▶ Instructions for the task: Could every line of the data be printed exactly as it reads?

▶ Material for the task:
>>>

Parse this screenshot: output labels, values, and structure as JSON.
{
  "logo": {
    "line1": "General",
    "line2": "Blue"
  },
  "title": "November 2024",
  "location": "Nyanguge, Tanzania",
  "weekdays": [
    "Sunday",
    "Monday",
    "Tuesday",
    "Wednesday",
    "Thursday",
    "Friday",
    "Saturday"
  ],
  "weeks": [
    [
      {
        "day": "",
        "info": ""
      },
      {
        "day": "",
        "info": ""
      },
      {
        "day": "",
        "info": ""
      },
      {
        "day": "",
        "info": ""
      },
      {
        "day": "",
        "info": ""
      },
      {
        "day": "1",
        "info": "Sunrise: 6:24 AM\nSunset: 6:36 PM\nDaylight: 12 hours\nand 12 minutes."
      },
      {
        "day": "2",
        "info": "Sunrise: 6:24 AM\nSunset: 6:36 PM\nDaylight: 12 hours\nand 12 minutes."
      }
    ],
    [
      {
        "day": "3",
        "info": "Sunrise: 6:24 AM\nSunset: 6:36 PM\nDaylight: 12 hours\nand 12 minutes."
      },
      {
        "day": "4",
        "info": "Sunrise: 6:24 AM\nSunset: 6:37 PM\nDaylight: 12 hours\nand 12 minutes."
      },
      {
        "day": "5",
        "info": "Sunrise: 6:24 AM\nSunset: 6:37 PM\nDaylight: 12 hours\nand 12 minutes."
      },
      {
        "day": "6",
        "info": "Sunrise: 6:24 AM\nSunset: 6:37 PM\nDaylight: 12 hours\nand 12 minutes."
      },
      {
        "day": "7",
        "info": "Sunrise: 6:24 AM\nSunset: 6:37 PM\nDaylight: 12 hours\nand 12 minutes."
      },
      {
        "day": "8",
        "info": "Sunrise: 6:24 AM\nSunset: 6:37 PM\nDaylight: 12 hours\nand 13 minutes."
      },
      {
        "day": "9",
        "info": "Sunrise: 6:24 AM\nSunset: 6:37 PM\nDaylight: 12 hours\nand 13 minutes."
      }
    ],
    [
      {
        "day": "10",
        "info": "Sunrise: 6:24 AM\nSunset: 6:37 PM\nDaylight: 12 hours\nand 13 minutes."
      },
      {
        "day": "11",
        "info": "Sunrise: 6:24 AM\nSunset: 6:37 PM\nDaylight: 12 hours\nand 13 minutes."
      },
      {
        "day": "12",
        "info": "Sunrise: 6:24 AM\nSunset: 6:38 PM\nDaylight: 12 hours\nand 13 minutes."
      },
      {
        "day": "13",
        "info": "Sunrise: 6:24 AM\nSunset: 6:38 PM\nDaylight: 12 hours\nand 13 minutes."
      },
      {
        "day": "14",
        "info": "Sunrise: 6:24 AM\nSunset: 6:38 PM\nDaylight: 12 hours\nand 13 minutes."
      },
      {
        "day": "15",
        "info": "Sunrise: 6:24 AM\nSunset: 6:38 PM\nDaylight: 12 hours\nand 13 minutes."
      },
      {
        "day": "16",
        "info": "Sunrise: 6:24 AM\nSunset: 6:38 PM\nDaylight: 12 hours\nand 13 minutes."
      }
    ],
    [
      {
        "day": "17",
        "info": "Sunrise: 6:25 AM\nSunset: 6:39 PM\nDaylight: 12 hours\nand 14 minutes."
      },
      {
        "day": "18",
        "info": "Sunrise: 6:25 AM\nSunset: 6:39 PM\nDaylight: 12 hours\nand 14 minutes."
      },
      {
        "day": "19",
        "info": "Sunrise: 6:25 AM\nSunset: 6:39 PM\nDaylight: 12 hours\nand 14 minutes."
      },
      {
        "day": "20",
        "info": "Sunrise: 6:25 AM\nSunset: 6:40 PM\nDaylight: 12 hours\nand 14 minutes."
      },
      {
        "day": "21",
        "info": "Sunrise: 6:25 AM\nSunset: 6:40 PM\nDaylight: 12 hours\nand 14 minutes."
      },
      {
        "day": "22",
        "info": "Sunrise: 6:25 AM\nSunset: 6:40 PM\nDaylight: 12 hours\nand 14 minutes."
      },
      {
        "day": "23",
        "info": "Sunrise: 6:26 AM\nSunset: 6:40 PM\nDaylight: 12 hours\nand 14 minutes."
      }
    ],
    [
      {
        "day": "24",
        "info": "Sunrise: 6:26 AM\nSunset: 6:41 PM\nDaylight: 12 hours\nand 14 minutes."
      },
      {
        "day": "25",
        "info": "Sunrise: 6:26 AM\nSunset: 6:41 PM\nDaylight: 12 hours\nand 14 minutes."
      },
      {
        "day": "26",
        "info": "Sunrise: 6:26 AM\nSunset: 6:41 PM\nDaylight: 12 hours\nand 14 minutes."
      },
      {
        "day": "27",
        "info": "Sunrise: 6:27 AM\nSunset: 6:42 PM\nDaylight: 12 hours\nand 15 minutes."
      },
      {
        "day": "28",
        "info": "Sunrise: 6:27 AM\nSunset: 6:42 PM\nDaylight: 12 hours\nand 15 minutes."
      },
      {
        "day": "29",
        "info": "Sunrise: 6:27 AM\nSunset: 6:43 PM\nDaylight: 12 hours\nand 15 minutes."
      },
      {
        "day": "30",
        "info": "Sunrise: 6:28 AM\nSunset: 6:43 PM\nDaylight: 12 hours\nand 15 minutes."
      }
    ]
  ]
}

<<<

▶ Answer to the problem:
Parse this screenshot: output labels, values, and structure as JSON.
{
  "logo": {
    "line1": "General",
    "line2": "Blue"
  },
  "title": "November 2024",
  "location": "Nyanguge, Tanzania",
  "weekdays": [
    "Sunday",
    "Monday",
    "Tuesday",
    "Wednesday",
    "Thursday",
    "Friday",
    "Saturday"
  ],
  "weeks": [
    [
      {
        "day": "",
        "info": ""
      },
      {
        "day": "",
        "info": ""
      },
      {
        "day": "",
        "info": ""
      },
      {
        "day": "",
        "info": ""
      },
      {
        "day": "",
        "info": ""
      },
      {
        "day": "1",
        "info": "Sunrise: 6:24 AM\nSunset: 6:36 PM\nDaylight: 12 hours\nand 12 minutes."
      },
      {
        "day": "2",
        "info": "Sunrise: 6:24 AM\nSunset: 6:36 PM\nDaylight: 12 hours\nand 12 minutes."
      }
    ],
    [
      {
        "day": "3",
        "info": "Sunrise: 6:24 AM\nSunset: 6:36 PM\nDaylight: 12 hours\nand 12 minutes."
      },
      {
        "day": "4",
        "info": "Sunrise: 6:24 AM\nSunset: 6:37 PM\nDaylight: 12 hours\nand 12 minutes."
      },
      {
        "day": "5",
        "info": "Sunrise: 6:24 AM\nSunset: 6:37 PM\nDaylight: 12 hours\nand 12 minutes."
      },
      {
        "day": "6",
        "info": "Sunrise: 6:24 AM\nSunset: 6:37 PM\nDaylight: 12 hours\nand 12 minutes."
      },
      {
        "day": "7",
        "info": "Sunrise: 6:24 AM\nSunset: 6:37 PM\nDaylight: 12 hours\nand 12 minutes."
      },
      {
        "day": "8",
        "info": "Sunrise: 6:24 AM\nSunset: 6:37 PM\nDaylight: 12 hours\nand 13 minutes."
      },
      {
        "day": "9",
        "info": "Sunrise: 6:24 AM\nSunset: 6:37 PM\nDaylight: 12 hours\nand 13 minutes."
      }
    ],
    [
      {
        "day": "10",
        "info": "Sunrise: 6:24 AM\nSunset: 6:37 PM\nDaylight: 12 hours\nand 13 minutes."
      },
      {
        "day": "11",
        "info": "Sunrise: 6:24 AM\nSunset: 6:37 PM\nDaylight: 12 hours\nand 13 minutes."
      },
      {
        "day": "12",
        "info": "Sunrise: 6:24 AM\nSunset: 6:38 PM\nDaylight: 12 hours\nand 13 minutes."
      },
      {
        "day": "13",
        "info": "Sunrise: 6:24 AM\nSunset: 6:38 PM\nDaylight: 12 hours\nand 13 minutes."
      },
      {
        "day": "14",
        "info": "Sunrise: 6:24 AM\nSunset: 6:38 PM\nDaylight: 12 hours\nand 13 minutes."
      },
      {
        "day": "15",
        "info": "Sunrise: 6:24 AM\nSunset: 6:38 PM\nDaylight: 12 hours\nand 13 minutes."
      },
      {
        "day": "16",
        "info": "Sunrise: 6:24 AM\nSunset: 6:38 PM\nDaylight: 12 hours\nand 13 minutes."
      }
    ],
    [
      {
        "day": "17",
        "info": "Sunrise: 6:25 AM\nSunset: 6:39 PM\nDaylight: 12 hours\nand 14 minutes."
      },
      {
        "day": "18",
        "info": "Sunrise: 6:25 AM\nSunset: 6:39 PM\nDaylight: 12 hours\nand 14 minutes."
      },
      {
        "day": "19",
        "info": "Sunrise: 6:25 AM\nSunset: 6:39 PM\nDaylight: 12 hours\nand 14 minutes."
      },
      {
        "day": "20",
        "info": "Sunrise: 6:25 AM\nSunset: 6:40 PM\nDaylight: 12 hours\nand 14 minutes."
      },
      {
        "day": "21",
        "info": "Sunrise: 6:25 AM\nSunset: 6:40 PM\nDaylight: 12 hours\nand 14 minutes."
      },
      {
        "day": "22",
        "info": "Sunrise: 6:25 AM\nSunset: 6:40 PM\nDaylight: 12 hours\nand 14 minutes."
      },
      {
        "day": "23",
        "info": "Sunrise: 6:26 AM\nSunset: 6:40 PM\nDaylight: 12 hours\nand 14 minutes."
      }
    ],
    [
      {
        "day": "24",
        "info": "Sunrise: 6:26 AM\nSunset: 6:41 PM\nDaylight: 12 hours\nand 14 minutes."
      },
      {
        "day": "25",
        "info": "Sunrise: 6:26 AM\nSunset: 6:41 PM\nDaylight: 12 hours\nand 14 minutes."
      },
      {
        "day": "26",
        "info": "Sunrise: 6:26 AM\nSunset: 6:41 PM\nDaylight: 12 hours\nand 14 minutes."
      },
      {
        "day": "27",
        "info": "Sunrise: 6:27 AM\nSunset: 6:42 PM\nDaylight: 12 hours\nand 15 minutes."
      },
      {
        "day": "28",
        "info": "Sunrise: 6:27 AM\nSunset: 6:42 PM\nDaylight: 12 hours\nand 15 minutes."
      },
      {
        "day": "29",
        "info": "Sunrise: 6:27 AM\nSunset: 6:43 PM\nDaylight: 12 hours\nand 15 minutes."
      },
      {
        "day": "30",
        "info": "Sunrise: 6:28 AM\nSunset: 6:43 PM\nDaylight: 12 hours\nand 15 minutes."
      }
    ]
  ]
}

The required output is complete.